• _TASK BRIEF_
Reproduce every line of the listing as written, apart from the pictures.

<<<<

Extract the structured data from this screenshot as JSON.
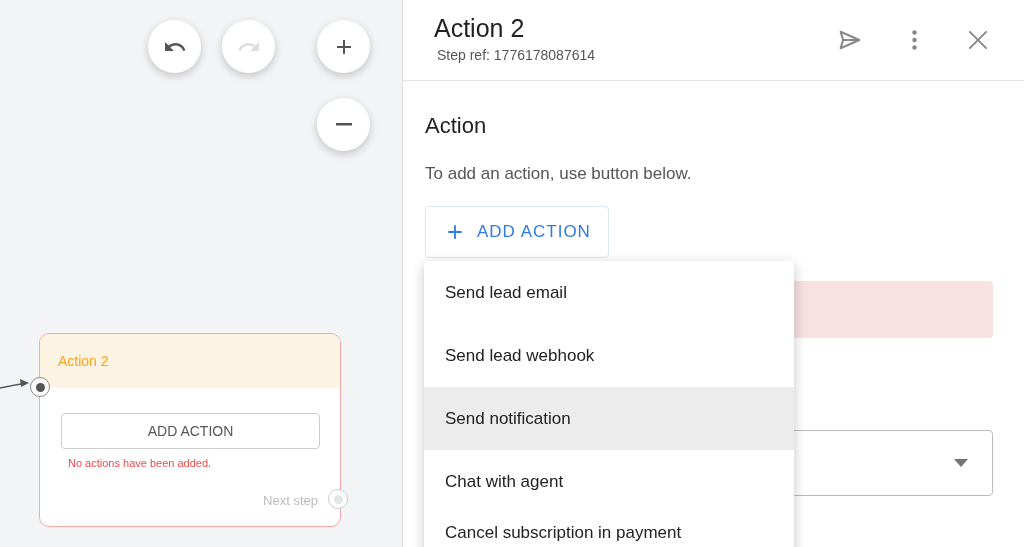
{
  "canvas": {
    "history_buttons": [
      {
        "kind": "undo",
        "disabled": false
      },
      {
        "kind": "redo",
        "disabled": true
      }
    ],
    "zoom_buttons": [
      {
        "kind": "zoom-in"
      },
      {
        "kind": "zoom-out"
      }
    ],
    "node": {
      "title": "Action 2",
      "button": "ADD ACTION",
      "error": "No actions have been added.",
      "next_label": "Next step"
    }
  },
  "panel": {
    "title": "Action 2",
    "step_ref": "Step ref: 1776178087614",
    "section_title": "Action",
    "hint": "To add an action, use button below.",
    "add_button": "ADD ACTION",
    "menu": [
      {
        "label": "Send lead email",
        "selected": false
      },
      {
        "label": "Send lead webhook",
        "selected": false
      },
      {
        "label": "Send notification",
        "selected": true
      },
      {
        "label": "Chat with agent",
        "selected": false
      },
      {
        "label": "Cancel subscription in payment",
        "selected": false
      }
    ]
  }
}
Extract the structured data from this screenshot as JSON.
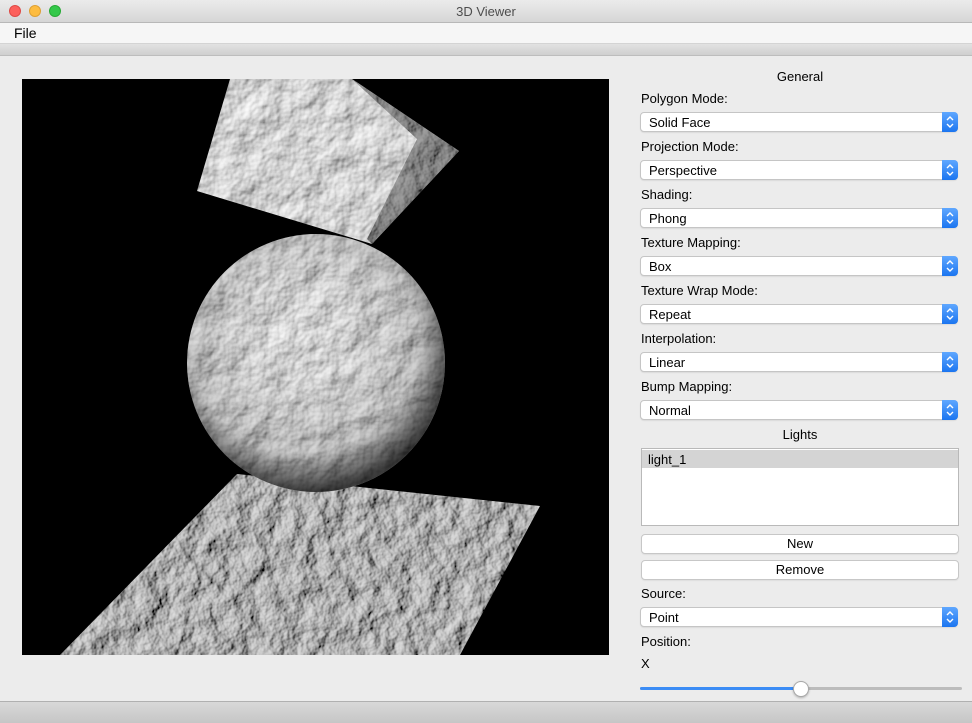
{
  "window": {
    "title": "3D Viewer"
  },
  "menu": {
    "file": "File"
  },
  "general": {
    "title": "General",
    "polygon_mode": {
      "label": "Polygon Mode:",
      "value": "Solid Face"
    },
    "projection_mode": {
      "label": "Projection Mode:",
      "value": "Perspective"
    },
    "shading": {
      "label": "Shading:",
      "value": "Phong"
    },
    "texture_mapping": {
      "label": "Texture Mapping:",
      "value": "Box"
    },
    "texture_wrap_mode": {
      "label": "Texture Wrap Mode:",
      "value": "Repeat"
    },
    "interpolation": {
      "label": "Interpolation:",
      "value": "Linear"
    },
    "bump_mapping": {
      "label": "Bump Mapping:",
      "value": "Normal"
    }
  },
  "lights": {
    "title": "Lights",
    "items": [
      "light_1"
    ],
    "new_label": "New",
    "remove_label": "Remove",
    "source": {
      "label": "Source:",
      "value": "Point"
    },
    "position_label": "Position:",
    "x_label": "X",
    "x_slider_fraction": 0.5
  },
  "colors": {
    "accent": "#1b75f0",
    "viewport_bg": "#000000"
  }
}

>>>>

• _EXERCISE OUTPUT_
Extract the structured data from this screenshot as JSON.
{
  "canvas": {
    "history_buttons": [
      {
        "kind": "undo",
        "disabled": false
      },
      {
        "kind": "redo",
        "disabled": true
      }
    ],
    "zoom_buttons": [
      {
        "kind": "zoom-in"
      },
      {
        "kind": "zoom-out"
      }
    ],
    "node": {
      "title": "Action 2",
      "button": "ADD ACTION",
      "error": "No actions have been added.",
      "next_label": "Next step"
    }
  },
  "panel": {
    "title": "Action 2",
    "step_ref": "Step ref: 1776178087614",
    "section_title": "Action",
    "hint": "To add an action, use button below.",
    "add_button": "ADD ACTION",
    "menu": [
      {
        "label": "Send lead email",
        "selected": false
      },
      {
        "label": "Send lead webhook",
        "selected": false
      },
      {
        "label": "Send notification",
        "selected": true
      },
      {
        "label": "Chat with agent",
        "selected": false
      },
      {
        "label": "Cancel subscription in payment",
        "selected": false
      }
    ]
  }
}
Extract the structured data from this screenshot as JSON.
{
  "window": {
    "title": "3D Viewer"
  },
  "menu": {
    "file": "File"
  },
  "general": {
    "title": "General",
    "polygon_mode": {
      "label": "Polygon Mode:",
      "value": "Solid Face"
    },
    "projection_mode": {
      "label": "Projection Mode:",
      "value": "Perspective"
    },
    "shading": {
      "label": "Shading:",
      "value": "Phong"
    },
    "texture_mapping": {
      "label": "Texture Mapping:",
      "value": "Box"
    },
    "texture_wrap_mode": {
      "label": "Texture Wrap Mode:",
      "value": "Repeat"
    },
    "interpolation": {
      "label": "Interpolation:",
      "value": "Linear"
    },
    "bump_mapping": {
      "label": "Bump Mapping:",
      "value": "Normal"
    }
  },
  "lights": {
    "title": "Lights",
    "items": [
      "light_1"
    ],
    "new_label": "New",
    "remove_label": "Remove",
    "source": {
      "label": "Source:",
      "value": "Point"
    },
    "position_label": "Position:",
    "x_label": "X",
    "x_slider_fraction": 0.5
  },
  "colors": {
    "accent": "#1b75f0",
    "viewport_bg": "#000000"
  }
}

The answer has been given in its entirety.